WRITTEN PROBLEM:
Return the lines where the word "Global" occurs.

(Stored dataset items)
"""
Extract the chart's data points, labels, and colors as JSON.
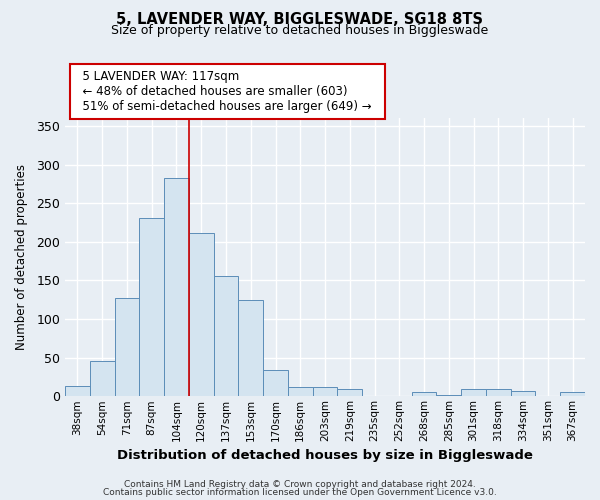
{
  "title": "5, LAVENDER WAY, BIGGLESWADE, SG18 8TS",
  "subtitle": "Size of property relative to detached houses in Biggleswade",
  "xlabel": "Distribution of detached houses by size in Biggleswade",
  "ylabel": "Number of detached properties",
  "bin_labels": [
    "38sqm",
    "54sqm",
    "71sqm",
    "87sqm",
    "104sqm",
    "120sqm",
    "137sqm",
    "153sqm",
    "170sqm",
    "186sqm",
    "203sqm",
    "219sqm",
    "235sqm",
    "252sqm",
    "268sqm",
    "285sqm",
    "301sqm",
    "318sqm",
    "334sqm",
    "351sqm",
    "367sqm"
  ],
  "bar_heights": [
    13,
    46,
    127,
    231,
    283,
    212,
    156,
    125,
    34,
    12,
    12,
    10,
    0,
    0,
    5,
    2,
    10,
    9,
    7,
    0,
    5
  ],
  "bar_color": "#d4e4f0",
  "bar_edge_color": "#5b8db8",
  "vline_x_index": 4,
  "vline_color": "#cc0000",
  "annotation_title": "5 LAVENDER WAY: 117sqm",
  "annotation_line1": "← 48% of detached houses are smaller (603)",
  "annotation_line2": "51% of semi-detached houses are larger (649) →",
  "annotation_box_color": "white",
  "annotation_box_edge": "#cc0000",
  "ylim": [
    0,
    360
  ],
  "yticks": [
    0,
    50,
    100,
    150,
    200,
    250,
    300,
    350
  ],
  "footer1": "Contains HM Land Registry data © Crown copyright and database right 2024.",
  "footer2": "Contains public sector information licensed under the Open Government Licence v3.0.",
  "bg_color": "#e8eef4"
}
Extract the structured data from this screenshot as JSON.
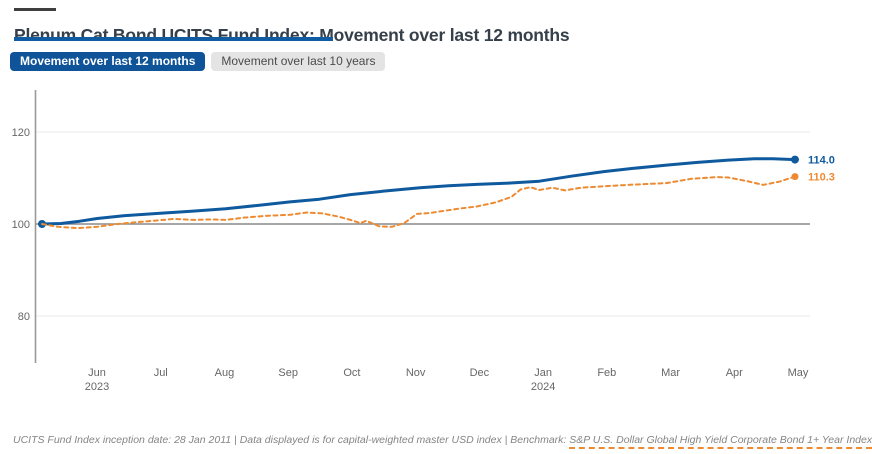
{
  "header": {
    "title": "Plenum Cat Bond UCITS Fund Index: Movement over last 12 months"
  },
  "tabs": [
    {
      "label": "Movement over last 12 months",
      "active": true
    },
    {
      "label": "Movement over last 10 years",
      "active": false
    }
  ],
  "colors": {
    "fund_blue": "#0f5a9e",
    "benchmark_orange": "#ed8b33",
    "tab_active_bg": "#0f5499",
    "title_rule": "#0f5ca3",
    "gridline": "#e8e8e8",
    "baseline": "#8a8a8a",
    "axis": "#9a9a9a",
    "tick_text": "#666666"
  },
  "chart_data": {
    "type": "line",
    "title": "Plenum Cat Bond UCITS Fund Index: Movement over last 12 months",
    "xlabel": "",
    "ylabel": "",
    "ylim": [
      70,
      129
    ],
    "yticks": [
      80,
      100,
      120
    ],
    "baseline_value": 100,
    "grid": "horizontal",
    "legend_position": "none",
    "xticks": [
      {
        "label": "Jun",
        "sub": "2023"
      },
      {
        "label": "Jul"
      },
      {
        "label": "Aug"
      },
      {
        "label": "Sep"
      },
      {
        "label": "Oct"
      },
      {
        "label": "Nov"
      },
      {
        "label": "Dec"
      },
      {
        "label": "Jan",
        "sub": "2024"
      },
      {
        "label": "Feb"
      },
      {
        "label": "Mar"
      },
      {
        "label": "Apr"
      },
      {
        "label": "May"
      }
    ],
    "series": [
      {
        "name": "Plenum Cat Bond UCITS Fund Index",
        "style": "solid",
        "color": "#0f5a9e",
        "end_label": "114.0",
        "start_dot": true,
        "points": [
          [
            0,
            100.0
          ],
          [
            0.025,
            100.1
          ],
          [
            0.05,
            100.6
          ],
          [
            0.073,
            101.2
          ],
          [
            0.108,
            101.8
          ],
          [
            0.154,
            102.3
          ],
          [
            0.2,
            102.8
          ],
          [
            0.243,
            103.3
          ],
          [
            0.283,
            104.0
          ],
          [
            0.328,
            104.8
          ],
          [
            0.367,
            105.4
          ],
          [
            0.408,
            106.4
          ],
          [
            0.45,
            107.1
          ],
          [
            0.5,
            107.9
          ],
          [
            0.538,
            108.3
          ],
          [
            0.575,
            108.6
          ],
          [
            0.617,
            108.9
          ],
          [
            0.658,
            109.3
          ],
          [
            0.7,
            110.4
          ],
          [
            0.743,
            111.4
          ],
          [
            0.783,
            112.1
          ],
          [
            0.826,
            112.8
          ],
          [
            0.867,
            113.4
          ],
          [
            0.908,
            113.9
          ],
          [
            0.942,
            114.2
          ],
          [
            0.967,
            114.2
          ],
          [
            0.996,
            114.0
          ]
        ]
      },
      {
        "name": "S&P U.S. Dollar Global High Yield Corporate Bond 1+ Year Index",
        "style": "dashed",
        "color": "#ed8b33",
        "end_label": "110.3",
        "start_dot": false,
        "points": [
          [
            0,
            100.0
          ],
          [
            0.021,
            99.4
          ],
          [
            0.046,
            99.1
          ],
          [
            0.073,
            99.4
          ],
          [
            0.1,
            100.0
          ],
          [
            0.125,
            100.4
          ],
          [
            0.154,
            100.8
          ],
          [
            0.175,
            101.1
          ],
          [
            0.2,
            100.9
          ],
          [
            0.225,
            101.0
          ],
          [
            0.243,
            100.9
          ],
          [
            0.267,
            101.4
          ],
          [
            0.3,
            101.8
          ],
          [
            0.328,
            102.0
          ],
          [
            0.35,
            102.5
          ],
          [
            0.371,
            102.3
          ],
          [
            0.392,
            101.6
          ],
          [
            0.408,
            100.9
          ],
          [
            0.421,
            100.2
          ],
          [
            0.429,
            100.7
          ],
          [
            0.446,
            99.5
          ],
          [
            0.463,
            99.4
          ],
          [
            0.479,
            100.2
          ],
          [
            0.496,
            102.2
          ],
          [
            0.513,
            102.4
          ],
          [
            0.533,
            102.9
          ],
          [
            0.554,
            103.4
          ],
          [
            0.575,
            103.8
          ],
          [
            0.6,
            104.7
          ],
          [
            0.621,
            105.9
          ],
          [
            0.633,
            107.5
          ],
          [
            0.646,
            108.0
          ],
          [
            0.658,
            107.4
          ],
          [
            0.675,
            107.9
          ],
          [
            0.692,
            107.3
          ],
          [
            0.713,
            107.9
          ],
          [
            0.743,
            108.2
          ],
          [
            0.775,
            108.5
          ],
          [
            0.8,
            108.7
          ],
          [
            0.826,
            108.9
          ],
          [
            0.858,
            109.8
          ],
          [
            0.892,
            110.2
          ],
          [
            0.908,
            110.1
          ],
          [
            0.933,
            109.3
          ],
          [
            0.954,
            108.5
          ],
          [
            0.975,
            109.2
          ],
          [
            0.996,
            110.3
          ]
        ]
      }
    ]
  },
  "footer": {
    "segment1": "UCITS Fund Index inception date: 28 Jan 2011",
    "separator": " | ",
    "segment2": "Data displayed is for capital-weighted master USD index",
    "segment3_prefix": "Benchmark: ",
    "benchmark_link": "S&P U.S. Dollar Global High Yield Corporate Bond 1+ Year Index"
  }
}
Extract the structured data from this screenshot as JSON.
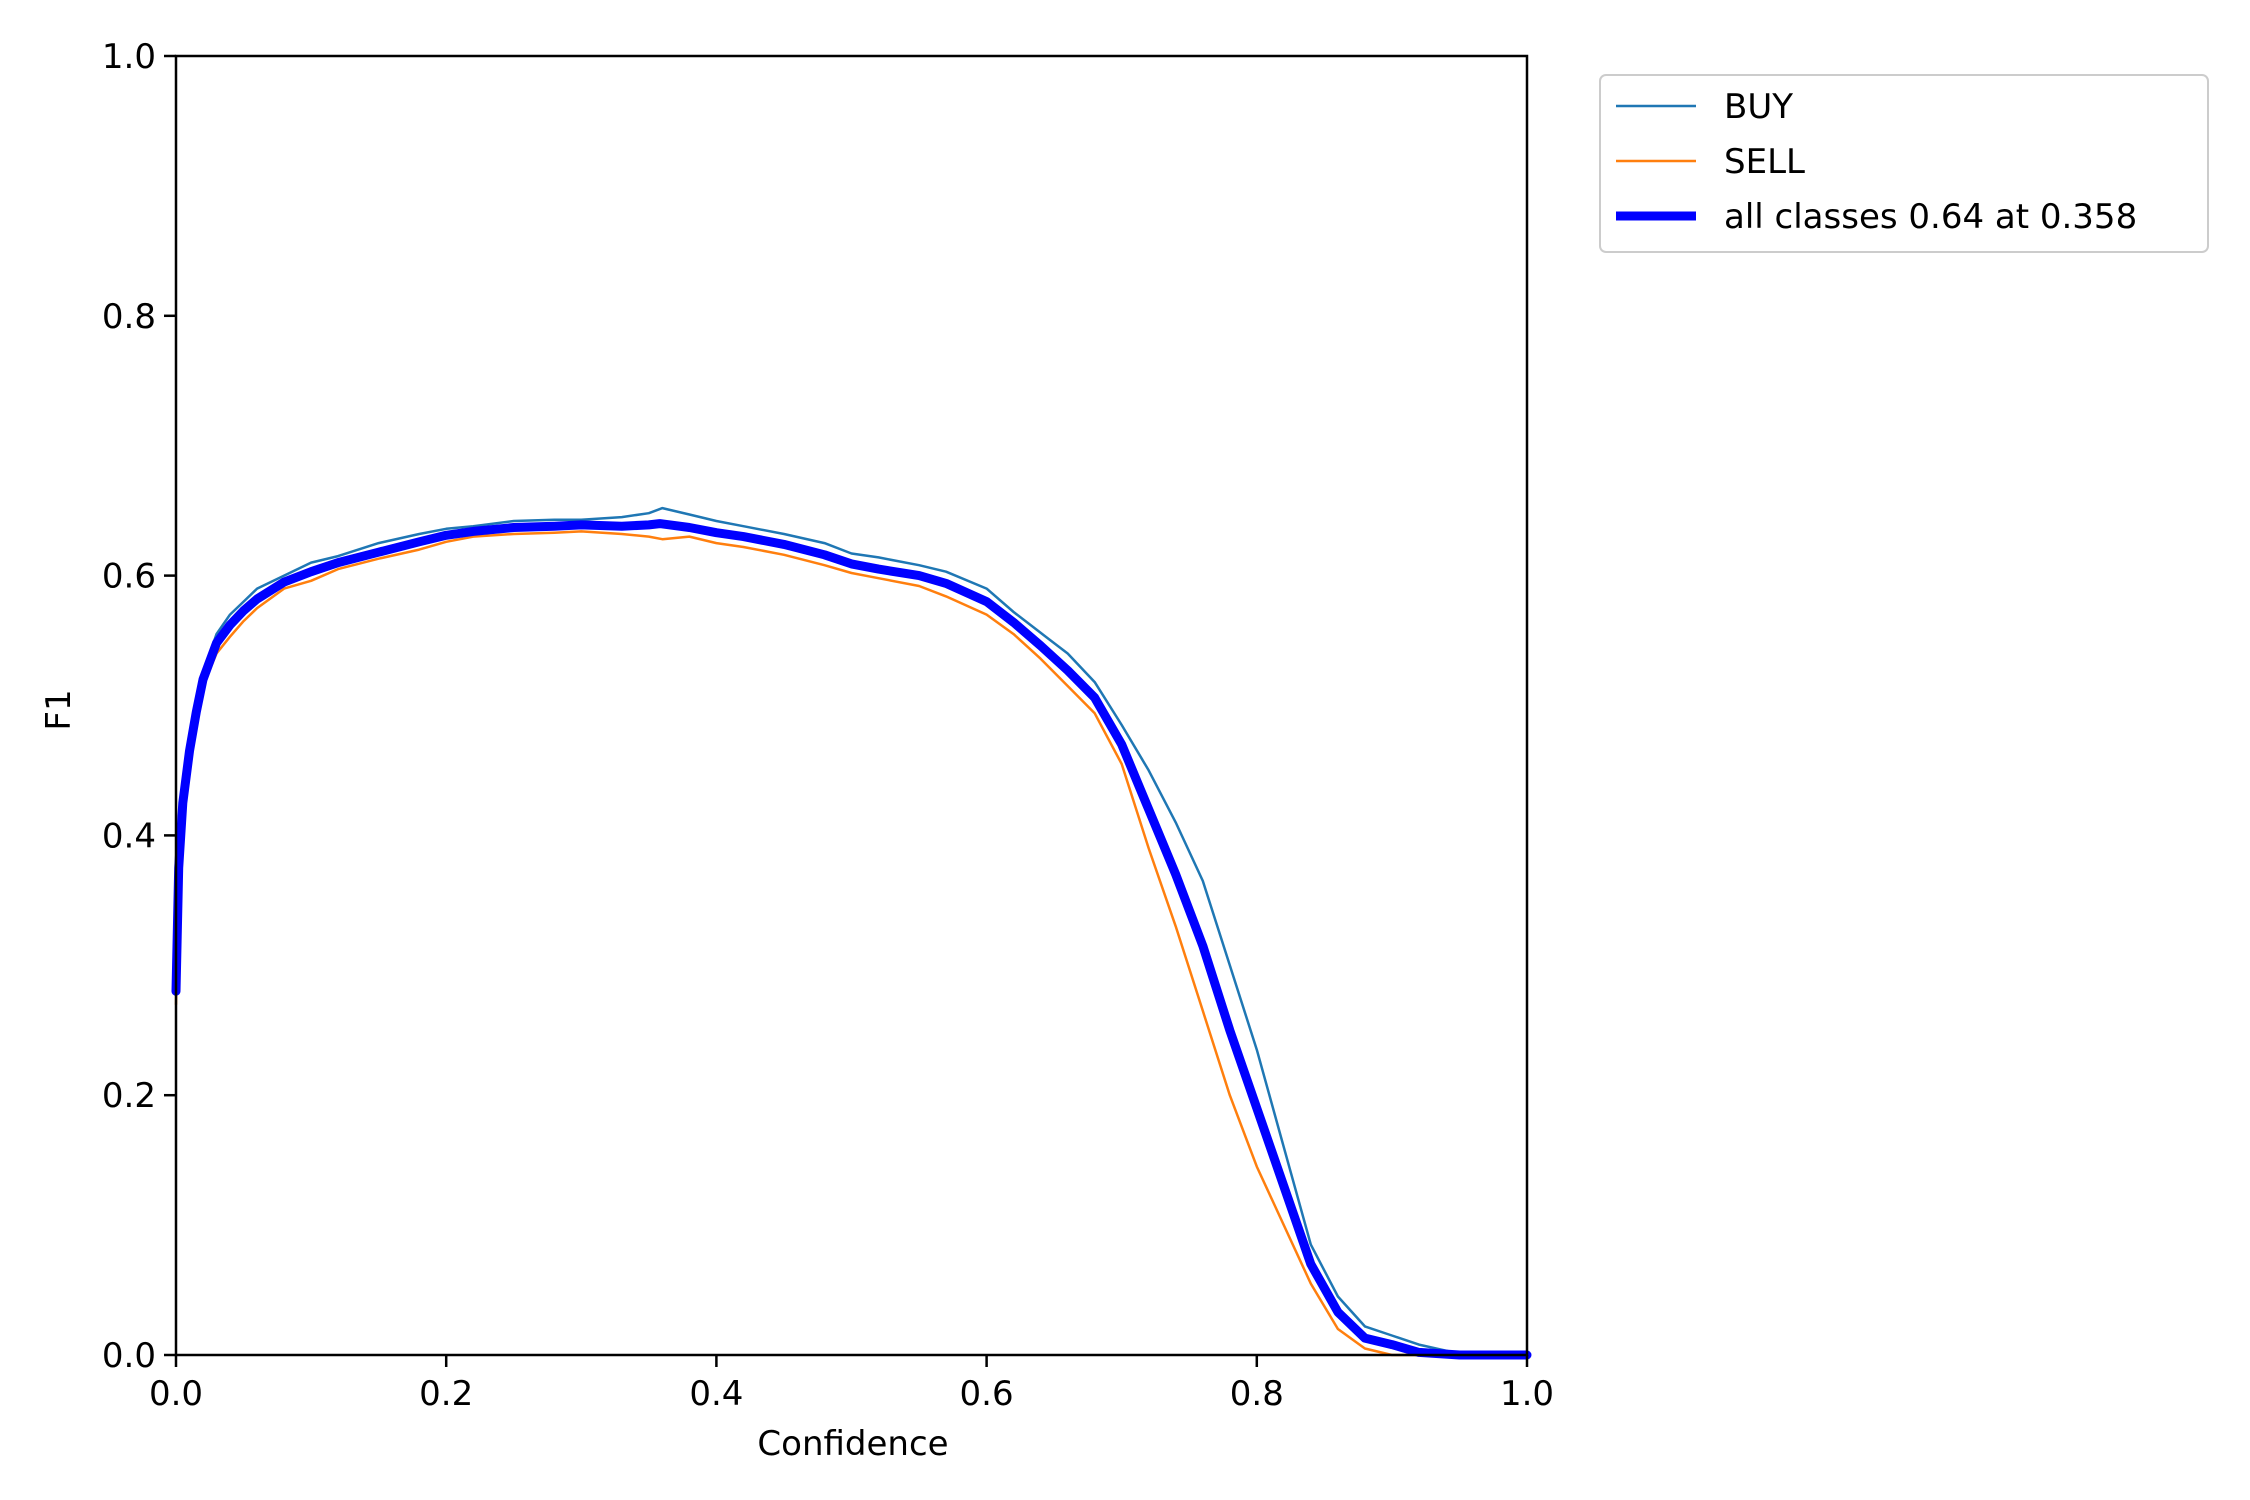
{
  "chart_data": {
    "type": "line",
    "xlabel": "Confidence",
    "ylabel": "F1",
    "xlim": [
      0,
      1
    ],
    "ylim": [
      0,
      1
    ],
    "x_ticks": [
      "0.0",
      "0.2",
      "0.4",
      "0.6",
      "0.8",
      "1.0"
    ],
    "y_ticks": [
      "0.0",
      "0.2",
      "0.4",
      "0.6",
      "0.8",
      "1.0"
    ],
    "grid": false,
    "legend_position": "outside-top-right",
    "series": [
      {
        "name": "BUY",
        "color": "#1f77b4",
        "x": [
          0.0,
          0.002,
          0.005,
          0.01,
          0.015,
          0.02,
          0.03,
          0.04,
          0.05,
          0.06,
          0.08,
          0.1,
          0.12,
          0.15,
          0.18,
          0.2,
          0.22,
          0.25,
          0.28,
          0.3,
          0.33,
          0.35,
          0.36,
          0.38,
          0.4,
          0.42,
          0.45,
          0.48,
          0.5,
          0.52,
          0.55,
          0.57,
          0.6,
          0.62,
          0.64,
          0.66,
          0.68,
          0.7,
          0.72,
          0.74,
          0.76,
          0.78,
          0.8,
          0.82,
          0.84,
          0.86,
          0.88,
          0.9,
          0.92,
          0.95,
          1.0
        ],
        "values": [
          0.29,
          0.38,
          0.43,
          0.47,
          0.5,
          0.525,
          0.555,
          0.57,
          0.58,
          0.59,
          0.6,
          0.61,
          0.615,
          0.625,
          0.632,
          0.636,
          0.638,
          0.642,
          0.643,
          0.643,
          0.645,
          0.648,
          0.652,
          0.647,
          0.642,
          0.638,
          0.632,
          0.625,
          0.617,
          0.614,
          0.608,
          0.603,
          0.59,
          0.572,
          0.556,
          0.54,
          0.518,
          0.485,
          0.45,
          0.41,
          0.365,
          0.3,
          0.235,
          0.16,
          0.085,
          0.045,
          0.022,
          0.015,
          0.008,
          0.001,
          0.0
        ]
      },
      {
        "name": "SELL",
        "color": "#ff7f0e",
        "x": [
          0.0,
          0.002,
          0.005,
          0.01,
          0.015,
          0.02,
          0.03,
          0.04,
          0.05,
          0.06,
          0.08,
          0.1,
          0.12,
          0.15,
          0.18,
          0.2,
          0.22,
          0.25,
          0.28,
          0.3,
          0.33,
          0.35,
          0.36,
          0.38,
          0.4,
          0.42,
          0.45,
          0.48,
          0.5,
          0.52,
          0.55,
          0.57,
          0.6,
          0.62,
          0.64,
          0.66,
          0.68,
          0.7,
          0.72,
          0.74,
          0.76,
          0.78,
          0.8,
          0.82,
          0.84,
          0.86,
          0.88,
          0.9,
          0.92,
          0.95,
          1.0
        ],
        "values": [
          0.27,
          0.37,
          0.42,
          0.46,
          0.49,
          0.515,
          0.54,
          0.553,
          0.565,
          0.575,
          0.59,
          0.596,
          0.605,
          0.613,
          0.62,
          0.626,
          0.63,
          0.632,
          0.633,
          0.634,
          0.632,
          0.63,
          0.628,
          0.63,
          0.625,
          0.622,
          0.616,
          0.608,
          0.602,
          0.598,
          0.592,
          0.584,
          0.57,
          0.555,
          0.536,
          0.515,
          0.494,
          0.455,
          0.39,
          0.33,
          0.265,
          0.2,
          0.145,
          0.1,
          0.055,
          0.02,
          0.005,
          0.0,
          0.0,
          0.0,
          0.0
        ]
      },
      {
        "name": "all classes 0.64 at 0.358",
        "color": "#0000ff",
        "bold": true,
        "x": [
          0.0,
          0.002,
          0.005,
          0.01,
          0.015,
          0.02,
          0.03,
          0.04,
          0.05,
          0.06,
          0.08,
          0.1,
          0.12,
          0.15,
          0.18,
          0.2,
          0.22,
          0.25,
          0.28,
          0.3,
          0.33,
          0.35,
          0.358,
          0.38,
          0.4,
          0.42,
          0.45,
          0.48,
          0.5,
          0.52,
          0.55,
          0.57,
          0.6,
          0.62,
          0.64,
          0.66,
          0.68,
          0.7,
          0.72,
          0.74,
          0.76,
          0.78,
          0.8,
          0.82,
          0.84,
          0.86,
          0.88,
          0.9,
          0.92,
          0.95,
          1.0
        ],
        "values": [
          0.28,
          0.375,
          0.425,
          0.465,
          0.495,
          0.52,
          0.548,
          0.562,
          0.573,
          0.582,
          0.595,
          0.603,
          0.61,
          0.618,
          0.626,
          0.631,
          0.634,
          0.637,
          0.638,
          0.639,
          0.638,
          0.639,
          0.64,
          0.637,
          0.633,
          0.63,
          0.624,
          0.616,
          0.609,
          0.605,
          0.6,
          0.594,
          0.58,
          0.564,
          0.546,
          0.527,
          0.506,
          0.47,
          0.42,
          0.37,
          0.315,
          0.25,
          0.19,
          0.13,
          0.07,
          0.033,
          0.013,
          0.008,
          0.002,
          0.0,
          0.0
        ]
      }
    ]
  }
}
"""
FINAL RESULT:
        "name": "S&P U.S. Dollar Global High Yield Corporate Bond 1+ Year Index",
    "benchmark_link": "S&P U.S. Dollar Global High Yield Corporate Bond 1+ Year Index"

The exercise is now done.